READING TEXT -
US20140076536A1

US20140076536A1 - Multi-Piston Hydrostatic Setting Tool With Locking Feature and a Single Lock for Multiple Pistons

Info

Publication number: US20140076536A1
Application number: US13/618,565
Authority: US
Inventors: James C. Doane
Original assignee: Baker Hughes Inc
Current assignee: Baker Hughes Holdings LLC
Priority date: 2012-09-14
Filing date: 2012-09-14
Publication date: 2014-03-20
Also published as: WO2014043028A1; US9068414B2; AU2013315760B2; AU2013315760A1

Abstract

A hydraulically actuated setting tool has a plurality of pistons that move in tandem when unlocked. The pistons are initially in pressure balance to take a load off a single locking mechanism that retains all the pistons. The pistons move due to admission of hydrostatic and/or applied pressure from the annulus on one side of each piston with an opposite side exposed to atmospheric pressure. The locking member is exposed to the annulus and is located away from any atmospheric chambers associated with the pistons. In this manner the components can be made thicker to resist burst and collapse pressure and the loads on the locking member reduced due to initial piston pressure balance configuration. Depths of greater than 10,000 meters can be used due to one or more of the described design features.

Description

FIELD OF THE INVENTION

The field of the invention is hydrostatically operated actuators for subterranean tools and more particularly in very deep applications where space is limited and high burst and collapse resistance is required for locking and actuation components.

BACKGROUND OF THE INVENTION

Technology has evolved to allow the drilling of wells to depths approaching 8,000 meters. At those depths the tools that are deployed have to resist rupture or collapse forces that are orders of magnitude higher than the original depths for which such tools were designed. At the same time space restrictions in such applications do not allow for simply scaling up the dimensions of all components to resist the heightened burst and collapse loads that could be encountered. The new conditions dictate a new approach to the tool to meet the often conflicting parameters of higher pressure differentials and limited space. Individual components that in old designs see increased differential pressure stresses now need to be rethought as to shape and placement in the tool to make the tool function reliably in a new high depth environment. While the ultimate mission of a tool may be unchanged, such as using hydrostatic pressure with the addition of pressure from the surface into an annulus to set a tool such as a packer, the configuration of the tool has to change to handle the new parameters that come into play from ultra-deep deployments of such tools.
The present invention is illustrated using an example of an existing tool discussed below and shown in FIG. 1 with a redesigned tool for deep applications shown in FIG. 2 a-2 b. While the context for the illustration of the inventive concept is hydrostatically operated tool actuators, the scope of the invention will be understood by those skilled in the art to be found in the appended claims.

JOB A -
In the rows, what do you get when you duplicate the lines starting with the line containing "Patent image size: (1020, 685)." and going on through the line containing "The first connection means 3 is", with both of those lines included?
The setting tool text and the rows that follow are not related to each other.

Saved entries -
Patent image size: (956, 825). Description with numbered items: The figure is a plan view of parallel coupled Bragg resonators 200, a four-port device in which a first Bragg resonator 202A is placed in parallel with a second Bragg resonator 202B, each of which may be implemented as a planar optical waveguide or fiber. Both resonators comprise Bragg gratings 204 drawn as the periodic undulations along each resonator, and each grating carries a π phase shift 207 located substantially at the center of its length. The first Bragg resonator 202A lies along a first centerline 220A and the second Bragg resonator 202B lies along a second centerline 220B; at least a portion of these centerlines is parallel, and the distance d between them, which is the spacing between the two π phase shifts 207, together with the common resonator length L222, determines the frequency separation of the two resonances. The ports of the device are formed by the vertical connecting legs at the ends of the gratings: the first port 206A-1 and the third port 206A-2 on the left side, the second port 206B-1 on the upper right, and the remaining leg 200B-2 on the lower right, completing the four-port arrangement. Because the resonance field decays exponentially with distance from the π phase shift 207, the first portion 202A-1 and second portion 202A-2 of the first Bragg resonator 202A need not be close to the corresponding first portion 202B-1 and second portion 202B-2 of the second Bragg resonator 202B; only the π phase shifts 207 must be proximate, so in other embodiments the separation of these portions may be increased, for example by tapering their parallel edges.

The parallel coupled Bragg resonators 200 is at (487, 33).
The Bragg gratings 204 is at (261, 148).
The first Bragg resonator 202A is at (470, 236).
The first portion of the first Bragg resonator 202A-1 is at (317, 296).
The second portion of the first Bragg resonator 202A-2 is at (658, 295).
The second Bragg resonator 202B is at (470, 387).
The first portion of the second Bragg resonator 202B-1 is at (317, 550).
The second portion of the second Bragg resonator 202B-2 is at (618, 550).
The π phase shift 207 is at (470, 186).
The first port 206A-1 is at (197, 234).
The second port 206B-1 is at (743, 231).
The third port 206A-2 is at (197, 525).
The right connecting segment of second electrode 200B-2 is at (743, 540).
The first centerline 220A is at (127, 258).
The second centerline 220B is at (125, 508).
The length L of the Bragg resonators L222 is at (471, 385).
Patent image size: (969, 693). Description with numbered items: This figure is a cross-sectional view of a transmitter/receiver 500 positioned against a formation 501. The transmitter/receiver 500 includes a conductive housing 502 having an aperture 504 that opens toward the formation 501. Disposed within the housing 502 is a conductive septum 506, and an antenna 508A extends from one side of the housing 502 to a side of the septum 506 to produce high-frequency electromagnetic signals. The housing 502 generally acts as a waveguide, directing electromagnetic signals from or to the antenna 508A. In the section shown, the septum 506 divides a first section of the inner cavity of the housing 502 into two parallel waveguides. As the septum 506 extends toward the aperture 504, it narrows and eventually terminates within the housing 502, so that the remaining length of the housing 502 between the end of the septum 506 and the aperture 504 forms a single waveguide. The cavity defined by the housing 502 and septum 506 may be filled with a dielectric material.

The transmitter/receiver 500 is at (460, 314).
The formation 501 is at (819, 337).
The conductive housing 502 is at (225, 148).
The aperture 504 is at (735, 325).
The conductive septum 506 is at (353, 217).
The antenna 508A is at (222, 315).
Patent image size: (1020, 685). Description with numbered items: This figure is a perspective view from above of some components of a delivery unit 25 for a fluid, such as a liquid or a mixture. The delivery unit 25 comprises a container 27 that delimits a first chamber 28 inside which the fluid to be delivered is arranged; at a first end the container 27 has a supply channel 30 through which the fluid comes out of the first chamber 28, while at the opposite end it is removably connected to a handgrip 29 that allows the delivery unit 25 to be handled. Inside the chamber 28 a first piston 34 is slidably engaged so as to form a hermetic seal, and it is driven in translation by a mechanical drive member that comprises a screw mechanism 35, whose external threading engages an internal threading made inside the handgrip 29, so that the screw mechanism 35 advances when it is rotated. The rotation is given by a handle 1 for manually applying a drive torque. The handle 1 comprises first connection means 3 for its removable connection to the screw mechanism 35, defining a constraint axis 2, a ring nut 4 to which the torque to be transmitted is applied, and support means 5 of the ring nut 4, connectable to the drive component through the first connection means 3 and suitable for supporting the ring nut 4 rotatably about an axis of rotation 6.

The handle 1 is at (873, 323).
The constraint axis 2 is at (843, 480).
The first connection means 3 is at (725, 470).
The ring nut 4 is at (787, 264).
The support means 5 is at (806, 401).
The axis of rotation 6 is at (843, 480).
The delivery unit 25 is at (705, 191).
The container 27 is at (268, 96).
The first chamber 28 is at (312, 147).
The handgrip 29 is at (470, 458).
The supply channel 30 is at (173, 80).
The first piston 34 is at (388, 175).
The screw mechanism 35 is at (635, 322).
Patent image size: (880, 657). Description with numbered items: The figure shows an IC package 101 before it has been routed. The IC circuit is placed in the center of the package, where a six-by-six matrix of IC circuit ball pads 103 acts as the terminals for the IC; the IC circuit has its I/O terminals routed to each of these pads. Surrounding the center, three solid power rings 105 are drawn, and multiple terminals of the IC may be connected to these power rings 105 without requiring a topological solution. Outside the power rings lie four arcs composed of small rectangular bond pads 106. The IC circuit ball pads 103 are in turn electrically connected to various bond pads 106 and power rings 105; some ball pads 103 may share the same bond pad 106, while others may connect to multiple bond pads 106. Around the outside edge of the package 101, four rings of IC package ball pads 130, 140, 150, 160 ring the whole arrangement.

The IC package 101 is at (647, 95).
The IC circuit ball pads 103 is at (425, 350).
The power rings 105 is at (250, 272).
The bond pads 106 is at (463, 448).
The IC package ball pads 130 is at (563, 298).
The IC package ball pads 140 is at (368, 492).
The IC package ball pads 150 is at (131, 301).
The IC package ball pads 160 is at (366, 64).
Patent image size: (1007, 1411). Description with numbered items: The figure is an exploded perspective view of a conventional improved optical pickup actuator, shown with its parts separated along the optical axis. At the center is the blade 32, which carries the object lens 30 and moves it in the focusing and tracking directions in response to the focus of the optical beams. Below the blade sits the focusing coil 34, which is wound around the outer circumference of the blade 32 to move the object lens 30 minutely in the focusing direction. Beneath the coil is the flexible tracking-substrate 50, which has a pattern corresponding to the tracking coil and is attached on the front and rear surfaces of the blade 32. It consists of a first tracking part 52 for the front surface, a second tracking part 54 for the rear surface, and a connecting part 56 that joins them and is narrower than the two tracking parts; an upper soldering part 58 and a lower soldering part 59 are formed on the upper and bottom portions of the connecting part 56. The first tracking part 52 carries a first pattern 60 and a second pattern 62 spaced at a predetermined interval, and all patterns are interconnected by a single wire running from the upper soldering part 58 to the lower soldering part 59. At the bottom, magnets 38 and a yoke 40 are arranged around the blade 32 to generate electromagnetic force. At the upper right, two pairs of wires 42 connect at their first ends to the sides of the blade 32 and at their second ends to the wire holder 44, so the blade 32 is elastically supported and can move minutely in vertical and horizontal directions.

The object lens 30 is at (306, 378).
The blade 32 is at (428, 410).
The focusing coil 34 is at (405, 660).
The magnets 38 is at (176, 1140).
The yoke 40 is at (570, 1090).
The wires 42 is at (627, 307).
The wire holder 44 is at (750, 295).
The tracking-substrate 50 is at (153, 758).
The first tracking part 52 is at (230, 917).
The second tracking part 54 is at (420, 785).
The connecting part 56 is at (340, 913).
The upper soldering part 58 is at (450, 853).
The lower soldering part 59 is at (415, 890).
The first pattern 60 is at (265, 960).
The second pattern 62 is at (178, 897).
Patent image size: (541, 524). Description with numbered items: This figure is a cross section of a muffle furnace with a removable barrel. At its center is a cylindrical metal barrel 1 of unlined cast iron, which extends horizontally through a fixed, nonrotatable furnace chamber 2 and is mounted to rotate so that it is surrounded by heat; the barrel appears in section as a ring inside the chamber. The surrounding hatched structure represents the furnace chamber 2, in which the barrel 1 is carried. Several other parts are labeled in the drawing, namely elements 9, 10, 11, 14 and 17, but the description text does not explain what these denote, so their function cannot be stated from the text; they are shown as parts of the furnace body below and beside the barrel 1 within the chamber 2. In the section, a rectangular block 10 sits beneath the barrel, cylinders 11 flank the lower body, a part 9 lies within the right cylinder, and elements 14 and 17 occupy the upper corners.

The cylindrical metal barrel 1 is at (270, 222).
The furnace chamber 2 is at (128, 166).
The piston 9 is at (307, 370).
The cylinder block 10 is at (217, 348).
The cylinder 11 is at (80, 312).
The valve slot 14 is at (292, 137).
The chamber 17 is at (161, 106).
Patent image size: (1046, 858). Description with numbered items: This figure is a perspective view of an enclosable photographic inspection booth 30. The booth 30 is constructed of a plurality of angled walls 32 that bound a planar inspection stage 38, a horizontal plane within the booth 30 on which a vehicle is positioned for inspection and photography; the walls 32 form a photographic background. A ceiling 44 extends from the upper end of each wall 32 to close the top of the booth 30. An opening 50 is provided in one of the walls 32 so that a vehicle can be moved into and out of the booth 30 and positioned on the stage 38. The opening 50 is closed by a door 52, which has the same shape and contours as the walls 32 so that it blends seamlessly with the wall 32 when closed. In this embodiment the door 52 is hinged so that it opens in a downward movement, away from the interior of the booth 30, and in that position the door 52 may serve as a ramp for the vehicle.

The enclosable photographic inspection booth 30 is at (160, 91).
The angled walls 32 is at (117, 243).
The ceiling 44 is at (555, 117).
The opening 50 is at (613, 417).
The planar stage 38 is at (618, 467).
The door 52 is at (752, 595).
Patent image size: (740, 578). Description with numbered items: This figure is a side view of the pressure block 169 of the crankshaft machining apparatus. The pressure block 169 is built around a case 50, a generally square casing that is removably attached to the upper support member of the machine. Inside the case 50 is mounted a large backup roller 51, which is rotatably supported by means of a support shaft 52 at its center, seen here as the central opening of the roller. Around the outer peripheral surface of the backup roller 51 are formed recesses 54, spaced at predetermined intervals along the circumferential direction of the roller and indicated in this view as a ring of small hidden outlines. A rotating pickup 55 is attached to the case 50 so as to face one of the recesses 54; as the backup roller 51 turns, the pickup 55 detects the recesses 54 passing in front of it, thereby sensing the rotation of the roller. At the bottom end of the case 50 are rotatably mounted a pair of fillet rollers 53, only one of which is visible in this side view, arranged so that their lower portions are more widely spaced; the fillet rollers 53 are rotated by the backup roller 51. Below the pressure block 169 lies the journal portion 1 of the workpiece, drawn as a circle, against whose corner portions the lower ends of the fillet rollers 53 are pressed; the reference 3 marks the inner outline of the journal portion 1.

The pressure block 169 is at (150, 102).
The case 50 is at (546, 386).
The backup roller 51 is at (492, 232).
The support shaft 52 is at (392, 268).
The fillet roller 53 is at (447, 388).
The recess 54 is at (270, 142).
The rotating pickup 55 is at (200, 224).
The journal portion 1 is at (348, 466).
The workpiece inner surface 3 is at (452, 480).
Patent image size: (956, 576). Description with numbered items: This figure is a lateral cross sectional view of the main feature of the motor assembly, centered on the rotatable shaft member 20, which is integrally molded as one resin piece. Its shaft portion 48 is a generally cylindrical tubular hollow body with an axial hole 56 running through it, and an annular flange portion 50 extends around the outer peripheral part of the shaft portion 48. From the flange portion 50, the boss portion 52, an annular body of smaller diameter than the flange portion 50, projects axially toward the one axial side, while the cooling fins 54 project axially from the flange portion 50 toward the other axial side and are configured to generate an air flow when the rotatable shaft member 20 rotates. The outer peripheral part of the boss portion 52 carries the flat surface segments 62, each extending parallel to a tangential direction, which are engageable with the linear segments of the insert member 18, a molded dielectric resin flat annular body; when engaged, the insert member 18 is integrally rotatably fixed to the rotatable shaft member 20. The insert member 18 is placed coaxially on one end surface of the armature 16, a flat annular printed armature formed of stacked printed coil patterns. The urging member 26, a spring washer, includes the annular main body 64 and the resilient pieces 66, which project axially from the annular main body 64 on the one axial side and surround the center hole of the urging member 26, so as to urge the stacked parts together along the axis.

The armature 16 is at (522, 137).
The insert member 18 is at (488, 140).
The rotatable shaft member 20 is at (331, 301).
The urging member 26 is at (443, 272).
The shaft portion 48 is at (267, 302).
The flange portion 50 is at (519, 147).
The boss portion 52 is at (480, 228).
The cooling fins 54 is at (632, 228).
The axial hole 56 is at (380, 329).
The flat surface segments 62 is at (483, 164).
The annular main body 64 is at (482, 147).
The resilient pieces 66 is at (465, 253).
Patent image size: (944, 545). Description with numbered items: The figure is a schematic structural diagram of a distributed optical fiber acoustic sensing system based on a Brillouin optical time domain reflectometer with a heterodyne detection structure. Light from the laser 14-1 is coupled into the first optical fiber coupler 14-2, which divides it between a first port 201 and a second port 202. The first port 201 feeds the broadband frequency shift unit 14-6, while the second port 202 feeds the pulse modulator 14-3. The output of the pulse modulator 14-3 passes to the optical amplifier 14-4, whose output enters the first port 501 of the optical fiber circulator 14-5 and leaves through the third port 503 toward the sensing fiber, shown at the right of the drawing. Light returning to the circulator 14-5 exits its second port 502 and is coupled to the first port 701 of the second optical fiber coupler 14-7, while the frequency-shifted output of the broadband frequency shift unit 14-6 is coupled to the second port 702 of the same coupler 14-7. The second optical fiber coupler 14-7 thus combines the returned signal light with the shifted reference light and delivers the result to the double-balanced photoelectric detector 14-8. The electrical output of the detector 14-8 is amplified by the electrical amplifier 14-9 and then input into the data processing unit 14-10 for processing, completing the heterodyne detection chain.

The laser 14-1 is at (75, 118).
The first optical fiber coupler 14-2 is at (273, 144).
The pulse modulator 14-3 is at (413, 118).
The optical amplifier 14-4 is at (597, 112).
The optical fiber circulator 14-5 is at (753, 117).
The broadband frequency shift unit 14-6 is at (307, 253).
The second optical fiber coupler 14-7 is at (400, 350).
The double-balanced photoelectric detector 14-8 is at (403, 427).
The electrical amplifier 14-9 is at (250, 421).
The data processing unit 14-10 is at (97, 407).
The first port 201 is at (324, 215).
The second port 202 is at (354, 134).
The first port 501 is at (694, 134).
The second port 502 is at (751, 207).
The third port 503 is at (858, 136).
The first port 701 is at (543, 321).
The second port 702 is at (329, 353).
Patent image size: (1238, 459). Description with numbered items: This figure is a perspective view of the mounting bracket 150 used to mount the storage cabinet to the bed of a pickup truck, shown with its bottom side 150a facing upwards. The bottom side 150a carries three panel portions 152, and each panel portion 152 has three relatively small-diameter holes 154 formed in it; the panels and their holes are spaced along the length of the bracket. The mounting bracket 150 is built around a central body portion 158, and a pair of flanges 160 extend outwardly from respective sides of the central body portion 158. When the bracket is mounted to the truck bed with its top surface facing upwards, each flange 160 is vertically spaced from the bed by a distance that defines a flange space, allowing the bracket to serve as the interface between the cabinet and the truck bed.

JOB B -
Do these statements agree with the setting tool text? Answer yes or no for each, and quote the deciding words. (i) When unlocked, the pistons move one at a time. (ii) The locking member is exposed to the annulus. (iii) Wells can now be drilled to depths approaching 8,000 meters.

EXERCISE RESULT A -
Patent image size: (1020, 685). Description with numbered items: This figure is a perspective view from above of some components of a delivery unit 25 for a fluid, such as a liquid or a mixture. The delivery unit 25 comprises a container 27 that delimits a first chamber 28 inside which the fluid to be delivered is arranged; at a first end the container 27 has a supply channel 30 through which the fluid comes out of the first chamber 28, while at the opposite end it is removably connected to a handgrip 29 that allows the delivery unit 25 to be handled. Inside the chamber 28 a first piston 34 is slidably engaged so as to form a hermetic seal, and it is driven in translation by a mechanical drive member that comprises a screw mechanism 35, whose external threading engages an internal threading made inside the handgrip 29, so that the screw mechanism 35 advances when it is rotated. The rotation is given by a handle 1 for manually applying a drive torque. The handle 1 comprises first connection means 3 for its removable connection to the screw mechanism 35, defining a constraint axis 2, a ring nut 4 to which the torque to be transmitted is applied, and support means 5 of the ring nut 4, connectable to the drive component through the first connection means 3 and suitable for supporting the ring nut 4 rotatably about an axis of rotation 6.

The handle 1 is at (873, 323).
The constraint axis 2 is at (843, 480).
The first connection means 3 is at (725, 470).

EXERCISE RESULT B -
(i) No: "a plurality of pistons that move in tandem when unlocked."
(ii) Yes: "The locking member is exposed to the annulus"
(iii) Yes: "Technology has evolved to allow the drilling of wells to depths approaching 8,000 meters."